→ Available data

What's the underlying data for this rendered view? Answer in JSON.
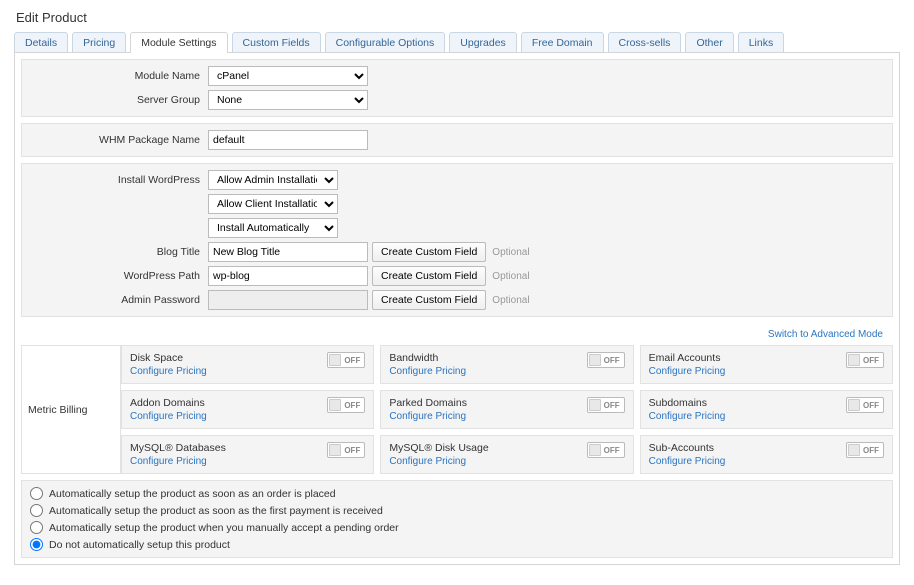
{
  "page_title": "Edit Product",
  "tabs": [
    "Details",
    "Pricing",
    "Module Settings",
    "Custom Fields",
    "Configurable Options",
    "Upgrades",
    "Free Domain",
    "Cross-sells",
    "Other",
    "Links"
  ],
  "active_tab_index": 2,
  "module": {
    "name_label": "Module Name",
    "name_value": "cPanel",
    "group_label": "Server Group",
    "group_value": "None"
  },
  "whm": {
    "label": "WHM Package Name",
    "value": "default"
  },
  "wp": {
    "install_label": "Install WordPress",
    "select1": "Allow Admin Installation",
    "select2": "Allow Client Installation",
    "select3": "Install Automatically",
    "blog_title_label": "Blog Title",
    "blog_title_value": "New Blog Title",
    "path_label": "WordPress Path",
    "path_value": "wp-blog",
    "admin_pw_label": "Admin Password",
    "admin_pw_value": "",
    "create_field_btn": "Create Custom Field",
    "optional": "Optional"
  },
  "advanced_link": "Switch to Advanced Mode",
  "metric_billing_label": "Metric Billing",
  "configure_pricing": "Configure Pricing",
  "toggle_off": "OFF",
  "metrics": [
    "Disk Space",
    "Bandwidth",
    "Email Accounts",
    "Addon Domains",
    "Parked Domains",
    "Subdomains",
    "MySQL® Databases",
    "MySQL® Disk Usage",
    "Sub-Accounts"
  ],
  "auto_setup": {
    "opt0": "Automatically setup the product as soon as an order is placed",
    "opt1": "Automatically setup the product as soon as the first payment is received",
    "opt2": "Automatically setup the product when you manually accept a pending order",
    "opt3": "Do not automatically setup this product",
    "selected_index": 3
  }
}
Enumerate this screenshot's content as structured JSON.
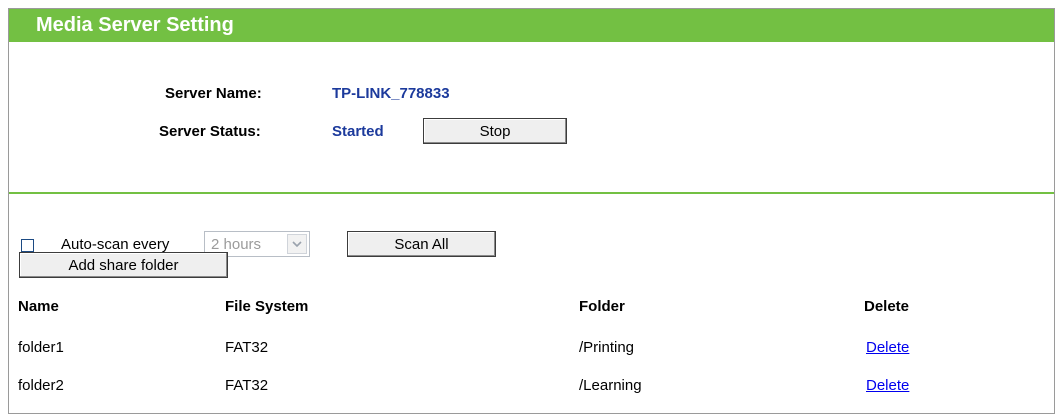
{
  "header": {
    "title": "Media Server Setting"
  },
  "server": {
    "name_label": "Server Name:",
    "name_value": "TP-LINK_778833",
    "status_label": "Server Status:",
    "status_value": "Started",
    "stop_label": "Stop"
  },
  "scan": {
    "checked": false,
    "auto_scan_label": "Auto-scan every",
    "interval_value": "2 hours",
    "scan_all_label": "Scan All",
    "add_share_label": "Add share folder"
  },
  "table": {
    "headers": {
      "name": "Name",
      "fs": "File System",
      "folder": "Folder",
      "delete": "Delete"
    },
    "rows": [
      {
        "name": "folder1",
        "fs": "FAT32",
        "folder": "/Printing",
        "delete": "Delete"
      },
      {
        "name": "folder2",
        "fs": "FAT32",
        "folder": "/Learning",
        "delete": "Delete"
      }
    ]
  },
  "colors": {
    "accent": "#73c043",
    "value_text": "#1c3a9c",
    "link": "#0000ee"
  }
}
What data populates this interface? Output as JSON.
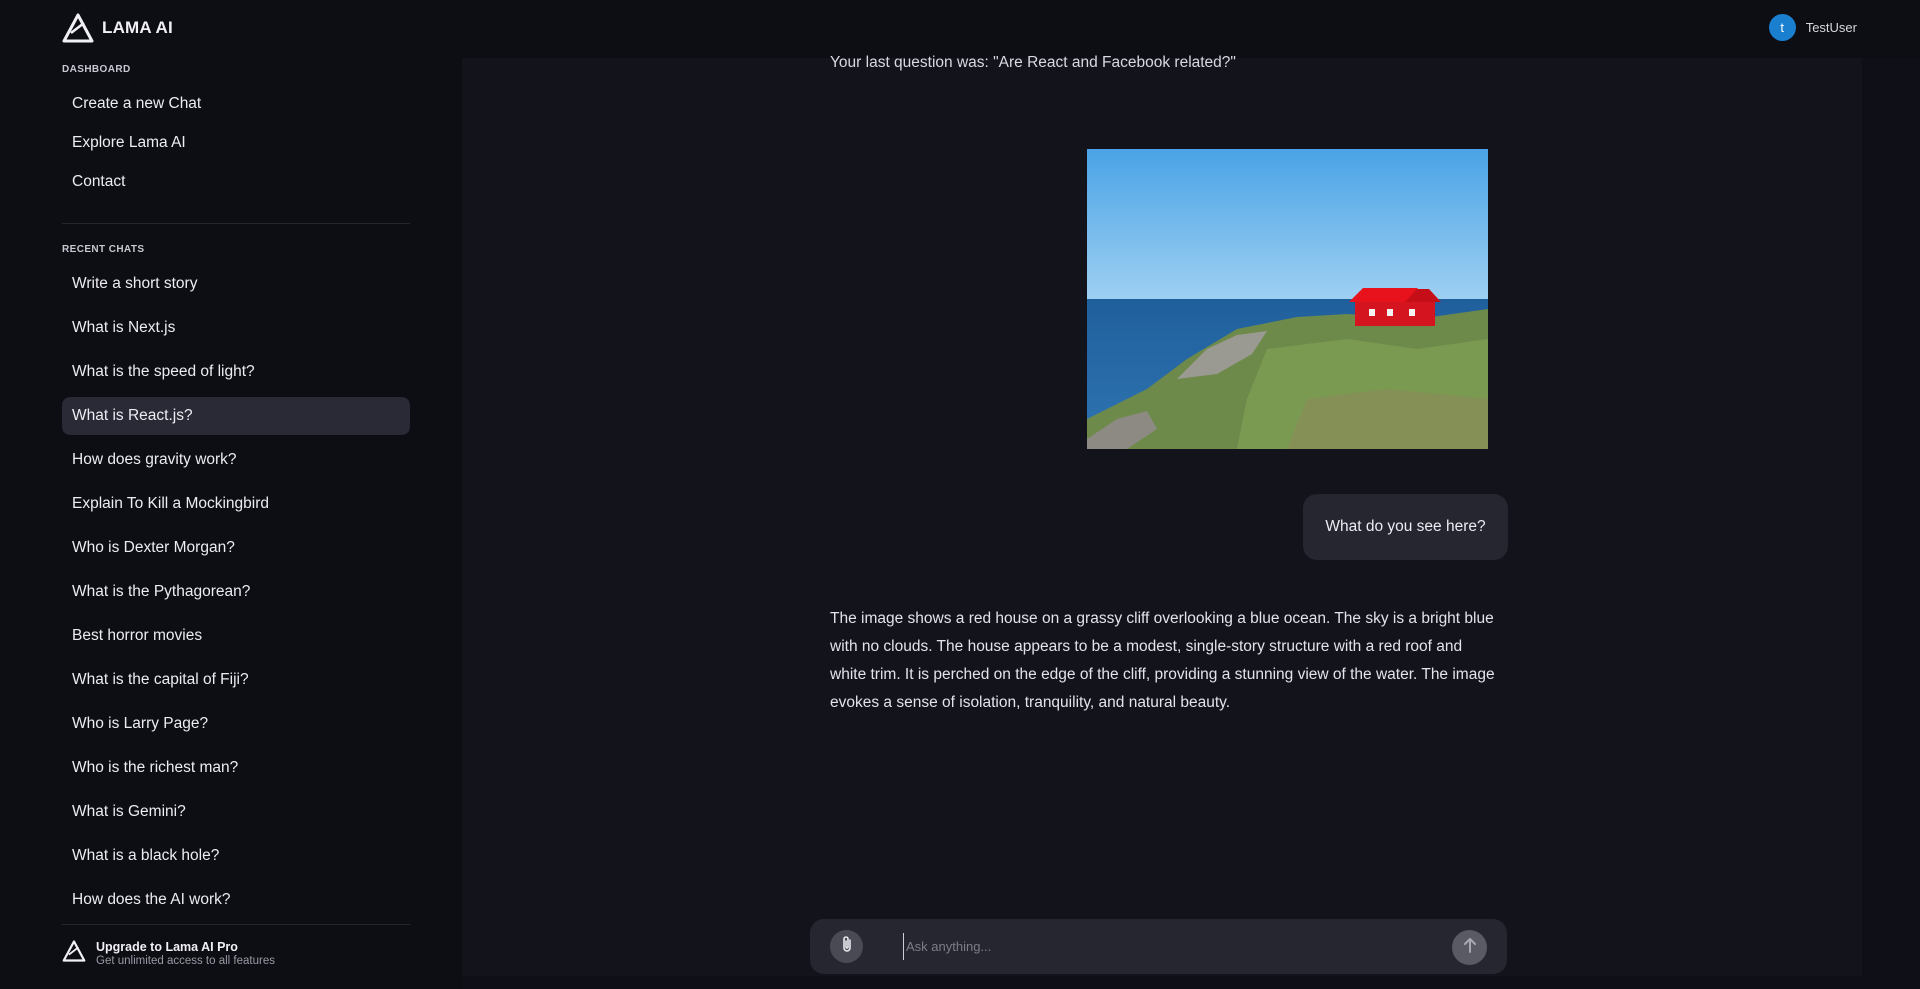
{
  "app": {
    "name": "LAMA AI",
    "logo_icon": "lama-ai-logo-icon"
  },
  "user": {
    "initial": "t",
    "name": "TestUser",
    "avatar_color": "#1b7fd0"
  },
  "sidebar": {
    "dashboard_label": "DASHBOARD",
    "dashboard_items": [
      {
        "label": "Create a new Chat"
      },
      {
        "label": "Explore Lama AI"
      },
      {
        "label": "Contact"
      }
    ],
    "recent_label": "RECENT CHATS",
    "recent_chats": [
      {
        "label": "Write a short story"
      },
      {
        "label": "What is Next.js"
      },
      {
        "label": "What is the speed of light?"
      },
      {
        "label": "What is React.js?",
        "active": true
      },
      {
        "label": "How does gravity work?"
      },
      {
        "label": "Explain To Kill a Mockingbird"
      },
      {
        "label": "Who is Dexter Morgan?"
      },
      {
        "label": "What is the Pythagorean?"
      },
      {
        "label": "Best horror movies"
      },
      {
        "label": "What is the capital of Fiji?"
      },
      {
        "label": "Who is Larry Page?"
      },
      {
        "label": "Who is the richest man?"
      },
      {
        "label": "What is Gemini?"
      },
      {
        "label": "What is a black hole?"
      },
      {
        "label": "How does the AI work?"
      }
    ],
    "upgrade": {
      "title": "Upgrade to Lama AI Pro",
      "subtitle": "Get unlimited access to all features"
    }
  },
  "chat": {
    "previous_message": "Your last question was: \"Are React and Facebook related?\"",
    "image_description_icon": "uploaded-image",
    "user_message": "What do you see here?",
    "ai_response": "The image shows a red house on a grassy cliff overlooking a blue ocean. The sky is a bright blue with no clouds. The house appears to be a modest, single-story structure with a red roof and white trim. It is perched on the edge of the cliff, providing a stunning view of the water. The image evokes a sense of isolation, tranquility, and natural beauty."
  },
  "composer": {
    "placeholder": "Ask anything...",
    "value": "",
    "attach_icon": "paperclip-icon",
    "send_icon": "arrow-up-icon"
  },
  "colors": {
    "background": "#0d0d14",
    "main_background": "#13131c",
    "active_item": "#2a2a36",
    "bubble": "#262631"
  }
}
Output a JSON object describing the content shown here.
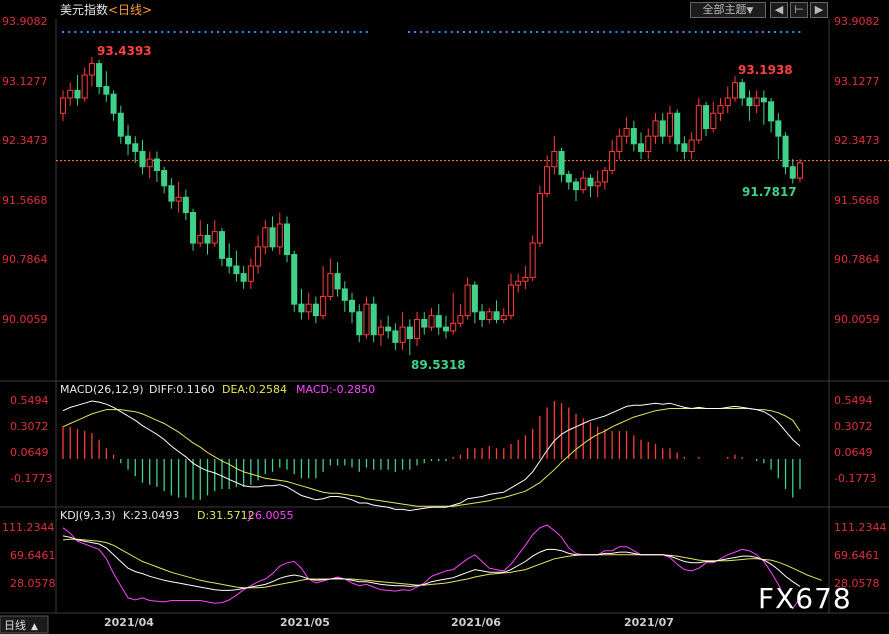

→ What you have to do
Write out the whole listing again, exactly, with no pictures.

→ Full response
What's the underlying data for this rendered view? Answer in JSON.
{
  "page_title": "Edit Product",
  "tabs": [
    "Details",
    "Pricing",
    "Module Settings",
    "Custom Fields",
    "Configurable Options",
    "Upgrades",
    "Free Domain",
    "Cross-sells",
    "Other",
    "Links"
  ],
  "active_tab_index": 2,
  "module": {
    "name_label": "Module Name",
    "name_value": "cPanel",
    "group_label": "Server Group",
    "group_value": "None"
  },
  "whm": {
    "label": "WHM Package Name",
    "value": "default"
  },
  "wp": {
    "install_label": "Install WordPress",
    "select1": "Allow Admin Installation",
    "select2": "Allow Client Installation",
    "select3": "Install Automatically",
    "blog_title_label": "Blog Title",
    "blog_title_value": "New Blog Title",
    "path_label": "WordPress Path",
    "path_value": "wp-blog",
    "admin_pw_label": "Admin Password",
    "admin_pw_value": "",
    "create_field_btn": "Create Custom Field",
    "optional": "Optional"
  },
  "advanced_link": "Switch to Advanced Mode",
  "metric_billing_label": "Metric Billing",
  "configure_pricing": "Configure Pricing",
  "toggle_off": "OFF",
  "metrics": [
    "Disk Space",
    "Bandwidth",
    "Email Accounts",
    "Addon Domains",
    "Parked Domains",
    "Subdomains",
    "MySQL® Databases",
    "MySQL® Disk Usage",
    "Sub-Accounts"
  ],
  "auto_setup": {
    "opt0": "Automatically setup the product as soon as an order is placed",
    "opt1": "Automatically setup the product as soon as the first payment is received",
    "opt2": "Automatically setup the product when you manually accept a pending order",
    "opt3": "Do not automatically setup this product",
    "selected_index": 3
  }
}
Enumerate this screenshot's content as structured JSON.
{
  "header": {
    "title": "Media Server Setting"
  },
  "server": {
    "name_label": "Server Name:",
    "name_value": "TP-LINK_778833",
    "status_label": "Server Status:",
    "status_value": "Started",
    "stop_label": "Stop"
  },
  "scan": {
    "checked": false,
    "auto_scan_label": "Auto-scan every",
    "interval_value": "2 hours",
    "scan_all_label": "Scan All",
    "add_share_label": "Add share folder"
  },
  "table": {
    "headers": {
      "name": "Name",
      "fs": "File System",
      "folder": "Folder",
      "delete": "Delete"
    },
    "rows": [
      {
        "name": "folder1",
        "fs": "FAT32",
        "folder": "/Printing",
        "delete": "Delete"
      },
      {
        "name": "folder2",
        "fs": "FAT32",
        "folder": "/Learning",
        "delete": "Delete"
      }
    ]
  },
  "colors": {
    "accent": "#73c043",
    "value_text": "#1c3a9c",
    "link": "#0000ee"
  }
}
What data populates this interface? Output as JSON.
{
  "app": {
    "name": "LAMA AI",
    "logo_icon": "lama-ai-logo-icon"
  },
  "user": {
    "initial": "t",
    "name": "TestUser",
    "avatar_color": "#1b7fd0"
  },
  "sidebar": {
    "dashboard_label": "DASHBOARD",
    "dashboard_items": [
      {
        "label": "Create a new Chat"
      },
      {
        "label": "Explore Lama AI"
      },
      {
        "label": "Contact"
      }
    ],
    "recent_label": "RECENT CHATS",
    "recent_chats": [
      {
        "label": "Write a short story"
      },
      {
        "label": "What is Next.js"
      },
      {
        "label": "What is the speed of light?"
      },
      {
        "label": "What is React.js?",
        "active": true
      },
      {
        "label": "How does gravity work?"
      },
      {
        "label": "Explain To Kill a Mockingbird"
      },
      {
        "label": "Who is Dexter Morgan?"
      },
      {
        "label": "What is the Pythagorean?"
      },
      {
        "label": "Best horror movies"
      },
      {
        "label": "What is the capital of Fiji?"
      },
      {
        "label": "Who is Larry Page?"
      },
      {
        "label": "Who is the richest man?"
      },
      {
        "label": "What is Gemini?"
      },
      {
        "label": "What is a black hole?"
      },
      {
        "label": "How does the AI work?"
      }
    ],
    "upgrade": {
      "title": "Upgrade to Lama AI Pro",
      "subtitle": "Get unlimited access to all features"
    }
  },
  "chat": {
    "previous_message": "Your last question was: \"Are React and Facebook related?\"",
    "image_description_icon": "uploaded-image",
    "user_message": "What do you see here?",
    "ai_response": "The image shows a red house on a grassy cliff overlooking a blue ocean. The sky is a bright blue with no clouds. The house appears to be a modest, single-story structure with a red roof and white trim. It is perched on the edge of the cliff, providing a stunning view of the water. The image evokes a sense of isolation, tranquility, and natural beauty."
  },
  "composer": {
    "placeholder": "Ask anything...",
    "value": "",
    "attach_icon": "paperclip-icon",
    "send_icon": "arrow-up-icon"
  },
  "colors": {
    "background": "#0d0d14",
    "main_background": "#13131c",
    "active_item": "#2a2a36",
    "bubble": "#262631"
  }
}
Output a JSON object describing the content shown here.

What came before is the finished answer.